GOAL OF THE EXERCISE
Give back only the lines from the one with "Output a JSON" through the last line of the data, exactly as they appear.

=== GIVEN DATA ===

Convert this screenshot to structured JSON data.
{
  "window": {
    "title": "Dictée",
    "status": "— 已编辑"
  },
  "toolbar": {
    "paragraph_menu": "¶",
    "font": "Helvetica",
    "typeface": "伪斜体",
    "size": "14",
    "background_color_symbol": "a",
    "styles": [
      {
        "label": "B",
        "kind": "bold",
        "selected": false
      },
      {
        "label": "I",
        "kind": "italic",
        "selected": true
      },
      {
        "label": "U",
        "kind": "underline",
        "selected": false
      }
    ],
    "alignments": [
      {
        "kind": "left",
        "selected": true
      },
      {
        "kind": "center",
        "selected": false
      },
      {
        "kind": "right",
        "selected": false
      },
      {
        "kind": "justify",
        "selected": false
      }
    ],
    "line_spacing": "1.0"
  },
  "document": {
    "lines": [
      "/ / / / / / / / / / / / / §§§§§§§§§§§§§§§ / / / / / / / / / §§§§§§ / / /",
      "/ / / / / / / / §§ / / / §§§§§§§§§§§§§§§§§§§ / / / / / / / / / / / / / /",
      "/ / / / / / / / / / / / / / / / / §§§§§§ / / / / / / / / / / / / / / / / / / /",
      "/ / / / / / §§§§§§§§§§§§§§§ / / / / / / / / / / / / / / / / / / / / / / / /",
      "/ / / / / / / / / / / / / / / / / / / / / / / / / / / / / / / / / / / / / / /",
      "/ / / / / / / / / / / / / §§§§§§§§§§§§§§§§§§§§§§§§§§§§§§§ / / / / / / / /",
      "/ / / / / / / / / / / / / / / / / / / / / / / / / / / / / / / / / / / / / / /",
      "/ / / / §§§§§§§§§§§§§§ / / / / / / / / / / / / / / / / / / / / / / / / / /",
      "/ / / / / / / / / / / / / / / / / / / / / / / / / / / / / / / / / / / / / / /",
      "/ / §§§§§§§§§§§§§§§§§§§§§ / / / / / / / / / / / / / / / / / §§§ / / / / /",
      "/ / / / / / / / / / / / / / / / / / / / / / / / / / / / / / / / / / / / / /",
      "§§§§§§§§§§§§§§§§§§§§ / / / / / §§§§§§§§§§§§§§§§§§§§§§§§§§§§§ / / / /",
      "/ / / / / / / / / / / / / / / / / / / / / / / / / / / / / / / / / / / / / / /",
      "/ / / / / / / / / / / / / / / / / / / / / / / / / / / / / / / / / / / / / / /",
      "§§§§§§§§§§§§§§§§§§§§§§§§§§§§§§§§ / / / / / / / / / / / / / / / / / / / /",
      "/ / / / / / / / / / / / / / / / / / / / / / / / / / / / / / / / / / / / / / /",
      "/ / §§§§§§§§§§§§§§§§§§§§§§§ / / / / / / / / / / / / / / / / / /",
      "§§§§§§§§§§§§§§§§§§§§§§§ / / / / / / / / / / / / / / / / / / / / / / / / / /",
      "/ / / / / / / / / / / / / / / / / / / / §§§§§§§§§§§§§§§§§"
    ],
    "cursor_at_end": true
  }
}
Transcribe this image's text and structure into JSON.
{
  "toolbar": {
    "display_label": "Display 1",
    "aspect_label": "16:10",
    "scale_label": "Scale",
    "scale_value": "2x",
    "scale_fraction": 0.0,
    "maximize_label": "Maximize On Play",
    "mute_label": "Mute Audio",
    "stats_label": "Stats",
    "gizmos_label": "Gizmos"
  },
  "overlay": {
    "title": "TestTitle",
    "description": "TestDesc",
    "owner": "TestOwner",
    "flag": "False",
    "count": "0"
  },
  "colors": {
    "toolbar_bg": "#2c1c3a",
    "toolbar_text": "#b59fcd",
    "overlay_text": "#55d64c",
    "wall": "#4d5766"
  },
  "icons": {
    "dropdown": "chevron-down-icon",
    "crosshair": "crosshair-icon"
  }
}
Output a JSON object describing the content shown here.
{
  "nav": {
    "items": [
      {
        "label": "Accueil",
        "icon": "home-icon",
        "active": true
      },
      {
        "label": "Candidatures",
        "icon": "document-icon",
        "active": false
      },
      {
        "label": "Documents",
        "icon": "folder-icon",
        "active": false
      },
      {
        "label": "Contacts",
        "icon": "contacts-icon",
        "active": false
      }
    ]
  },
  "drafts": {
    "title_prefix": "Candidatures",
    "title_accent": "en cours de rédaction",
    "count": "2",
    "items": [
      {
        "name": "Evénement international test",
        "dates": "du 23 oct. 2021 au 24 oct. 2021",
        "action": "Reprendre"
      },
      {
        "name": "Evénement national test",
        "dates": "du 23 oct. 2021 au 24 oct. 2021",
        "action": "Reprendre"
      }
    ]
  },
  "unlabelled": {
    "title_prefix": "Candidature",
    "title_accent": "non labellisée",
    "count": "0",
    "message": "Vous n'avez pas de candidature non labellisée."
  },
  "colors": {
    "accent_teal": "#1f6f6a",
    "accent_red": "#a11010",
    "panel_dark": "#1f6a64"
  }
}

===

ANSWER BELOW
Output a JSON object describing the content shown here.
{
  "nav": {
    "items": [
      {
        "label": "Accueil",
        "icon": "home-icon",
        "active": true
      },
      {
        "label": "Candidatures",
        "icon": "document-icon",
        "active": false
      },
      {
        "label": "Documents",
        "icon": "folder-icon",
        "active": false
      },
      {
        "label": "Contacts",
        "icon": "contacts-icon",
        "active": false
      }
    ]
  },
  "drafts": {
    "title_prefix": "Candidatures",
    "title_accent": "en cours de rédaction",
    "count": "2",
    "items": [
      {
        "name": "Evénement international test",
        "dates": "du 23 oct. 2021 au 24 oct. 2021",
        "action": "Reprendre"
      },
      {
        "name": "Evénement national test",
        "dates": "du 23 oct. 2021 au 24 oct. 2021",
        "action": "Reprendre"
      }
    ]
  },
  "unlabelled": {
    "title_prefix": "Candidature",
    "title_accent": "non labellisée",
    "count": "0",
    "message": "Vous n'avez pas de candidature non labellisée."
  },
  "colors": {
    "accent_teal": "#1f6f6a",
    "accent_red": "#a11010",
    "panel_dark": "#1f6a64"
  }
}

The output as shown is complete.